Stored items from a collection:
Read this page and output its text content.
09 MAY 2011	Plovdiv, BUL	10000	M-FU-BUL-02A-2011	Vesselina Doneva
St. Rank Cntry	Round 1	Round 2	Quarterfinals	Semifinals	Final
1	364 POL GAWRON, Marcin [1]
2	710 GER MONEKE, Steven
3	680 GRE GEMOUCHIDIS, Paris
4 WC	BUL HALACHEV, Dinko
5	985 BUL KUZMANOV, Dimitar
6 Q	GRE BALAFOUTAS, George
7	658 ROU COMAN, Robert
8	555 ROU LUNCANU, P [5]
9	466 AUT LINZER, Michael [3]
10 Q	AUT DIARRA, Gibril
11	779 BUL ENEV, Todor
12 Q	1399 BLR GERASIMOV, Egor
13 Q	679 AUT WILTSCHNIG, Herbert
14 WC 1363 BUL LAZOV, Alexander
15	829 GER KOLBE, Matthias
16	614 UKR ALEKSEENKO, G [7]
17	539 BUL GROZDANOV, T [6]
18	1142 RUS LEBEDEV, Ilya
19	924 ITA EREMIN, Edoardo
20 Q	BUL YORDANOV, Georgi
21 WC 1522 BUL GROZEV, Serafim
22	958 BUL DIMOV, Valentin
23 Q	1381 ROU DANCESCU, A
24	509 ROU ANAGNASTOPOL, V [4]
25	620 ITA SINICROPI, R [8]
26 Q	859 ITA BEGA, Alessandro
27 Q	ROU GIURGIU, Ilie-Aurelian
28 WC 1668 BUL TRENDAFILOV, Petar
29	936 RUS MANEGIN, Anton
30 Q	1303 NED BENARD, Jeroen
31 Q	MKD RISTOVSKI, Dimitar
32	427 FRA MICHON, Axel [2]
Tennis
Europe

INSTRUCTION: Your task is to give the records above again, exactly.

RESPONSE FOR THIS EXERCISE:
Read this page and output its text content.
09 MAY 2011	Plovdiv, BUL	10000	M-FU-BUL-02A-2011	Vesselina Doneva
St. Rank Cntry	Round 1	Round 2	Quarterfinals	Semifinals	Final
1	364 POL GAWRON, Marcin [1]
2	710 GER MONEKE, Steven
3	680 GRE GEMOUCHIDIS, Paris
4 WC	BUL HALACHEV, Dinko
5	985 BUL KUZMANOV, Dimitar
6 Q	GRE BALAFOUTAS, George
7	658 ROU COMAN, Robert
8	555 ROU LUNCANU, P [5]
9	466 AUT LINZER, Michael [3]
10 Q	AUT DIARRA, Gibril
11	779 BUL ENEV, Todor
12 Q	1399 BLR GERASIMOV, Egor
13 Q	679 AUT WILTSCHNIG, Herbert
14 WC 1363 BUL LAZOV, Alexander
15	829 GER KOLBE, Matthias
16	614 UKR ALEKSEENKO, G [7]
17	539 BUL GROZDANOV, T [6]
18	1142 RUS LEBEDEV, Ilya
19	924 ITA EREMIN, Edoardo
20 Q	BUL YORDANOV, Georgi
21 WC 1522 BUL GROZEV, Serafim
22	958 BUL DIMOV, Valentin
23 Q	1381 ROU DANCESCU, A
24	509 ROU ANAGNASTOPOL, V [4]
25	620 ITA SINICROPI, R [8]
26 Q	859 ITA BEGA, Alessandro
27 Q	ROU GIURGIU, Ilie-Aurelian
28 WC 1668 BUL TRENDAFILOV, Petar
29	936 RUS MANEGIN, Anton
30 Q	1303 NED BENARD, Jeroen
31 Q	MKD RISTOVSKI, Dimitar
32	427 FRA MICHON, Axel [2]
Tennis
Europe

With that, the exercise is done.